Task goal
Return all lines in the material below that contain "document".

Start of Excerpted records

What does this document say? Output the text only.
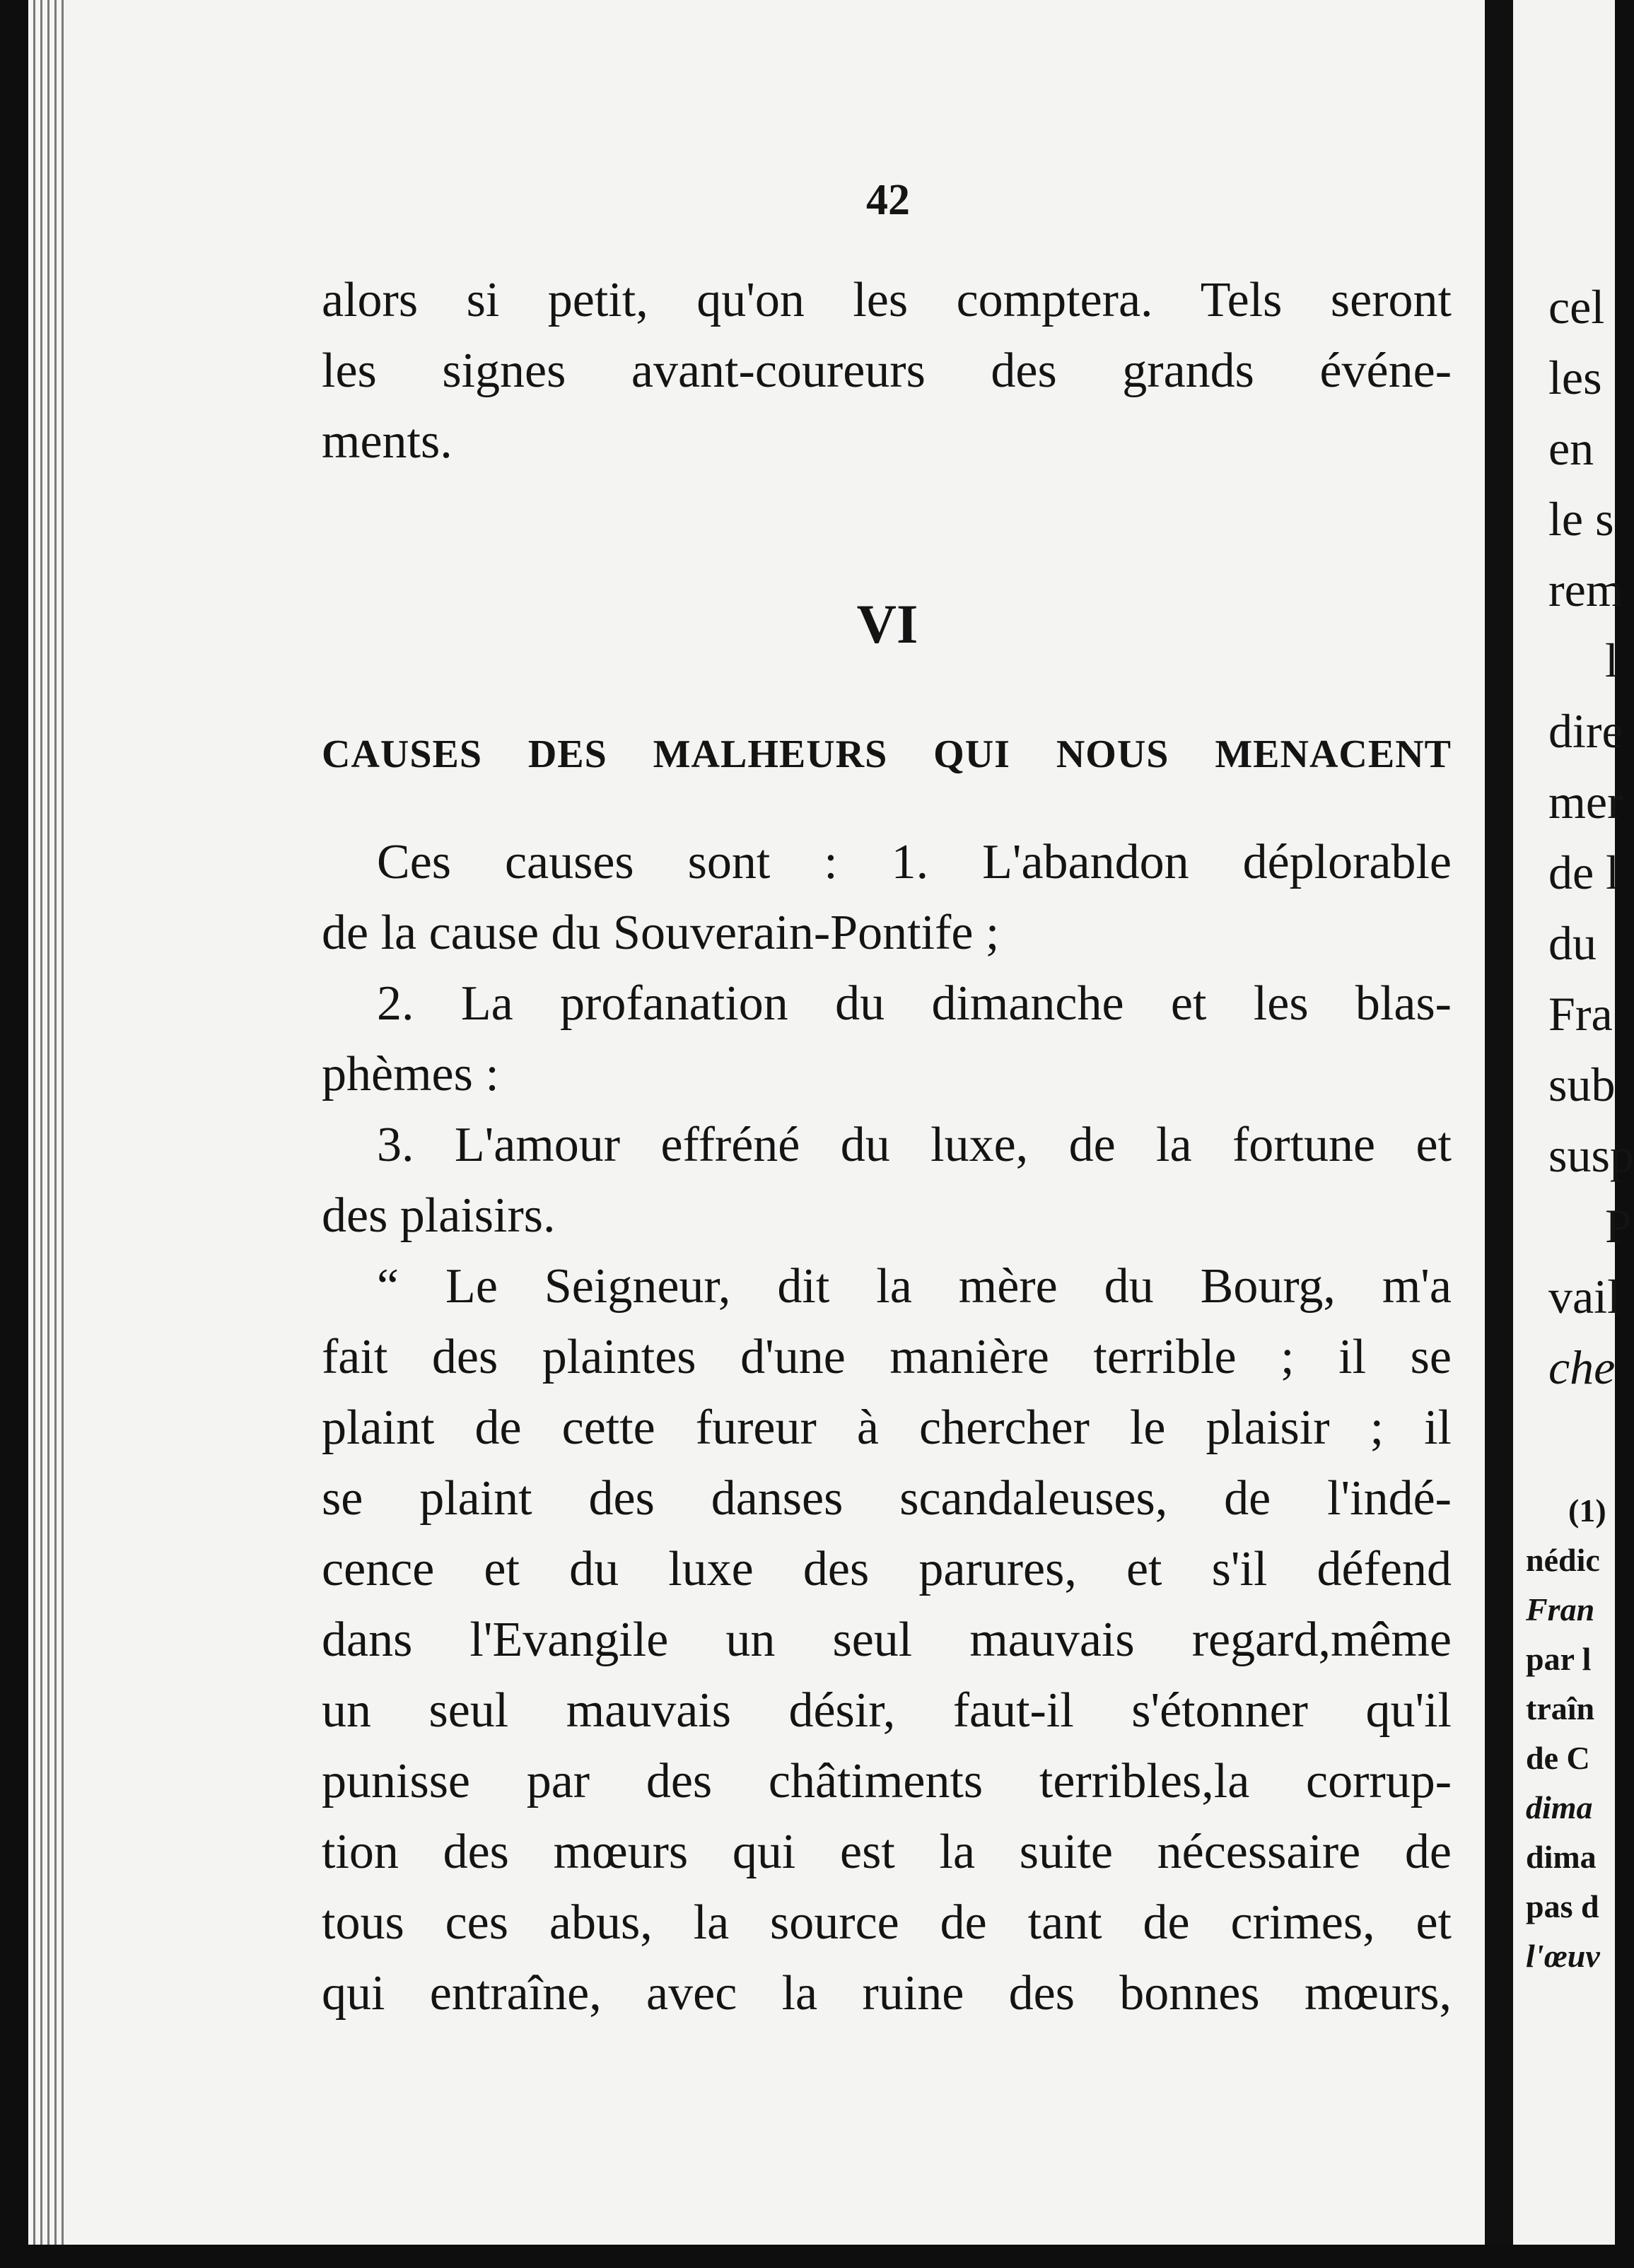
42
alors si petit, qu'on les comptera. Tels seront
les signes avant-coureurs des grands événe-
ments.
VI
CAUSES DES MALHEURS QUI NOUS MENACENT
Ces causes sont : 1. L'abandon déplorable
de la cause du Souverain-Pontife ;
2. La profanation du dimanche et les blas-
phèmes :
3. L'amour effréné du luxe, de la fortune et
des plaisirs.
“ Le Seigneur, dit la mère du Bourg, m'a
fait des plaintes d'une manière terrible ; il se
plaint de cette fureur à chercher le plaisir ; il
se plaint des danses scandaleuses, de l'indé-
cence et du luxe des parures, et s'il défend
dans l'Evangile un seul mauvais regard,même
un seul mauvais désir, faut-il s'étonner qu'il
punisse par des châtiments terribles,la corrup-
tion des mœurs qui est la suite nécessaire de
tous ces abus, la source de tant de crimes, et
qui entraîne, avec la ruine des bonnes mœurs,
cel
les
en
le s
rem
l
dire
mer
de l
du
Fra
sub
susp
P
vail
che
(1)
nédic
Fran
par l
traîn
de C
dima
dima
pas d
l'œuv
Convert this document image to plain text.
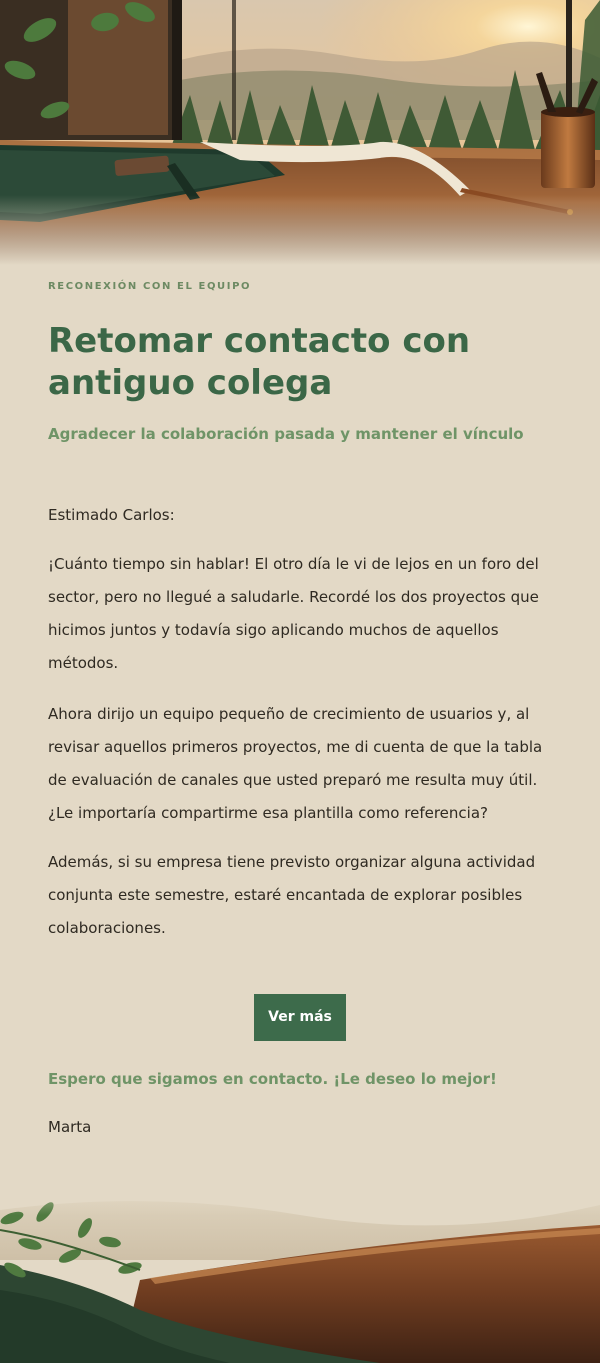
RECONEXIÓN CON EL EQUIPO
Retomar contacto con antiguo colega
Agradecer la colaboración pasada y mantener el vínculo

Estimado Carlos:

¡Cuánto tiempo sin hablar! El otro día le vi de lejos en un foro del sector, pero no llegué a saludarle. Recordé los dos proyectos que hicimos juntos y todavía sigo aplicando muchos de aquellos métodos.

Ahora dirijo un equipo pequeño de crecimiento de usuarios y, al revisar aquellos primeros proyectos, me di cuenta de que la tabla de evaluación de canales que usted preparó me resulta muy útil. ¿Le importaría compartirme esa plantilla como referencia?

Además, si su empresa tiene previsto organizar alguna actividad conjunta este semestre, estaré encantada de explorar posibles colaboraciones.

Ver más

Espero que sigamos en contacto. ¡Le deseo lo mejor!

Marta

End of Excerpted records

Answer for this exercise
What does this document say? Output the text only.
Convert this document image to plain text.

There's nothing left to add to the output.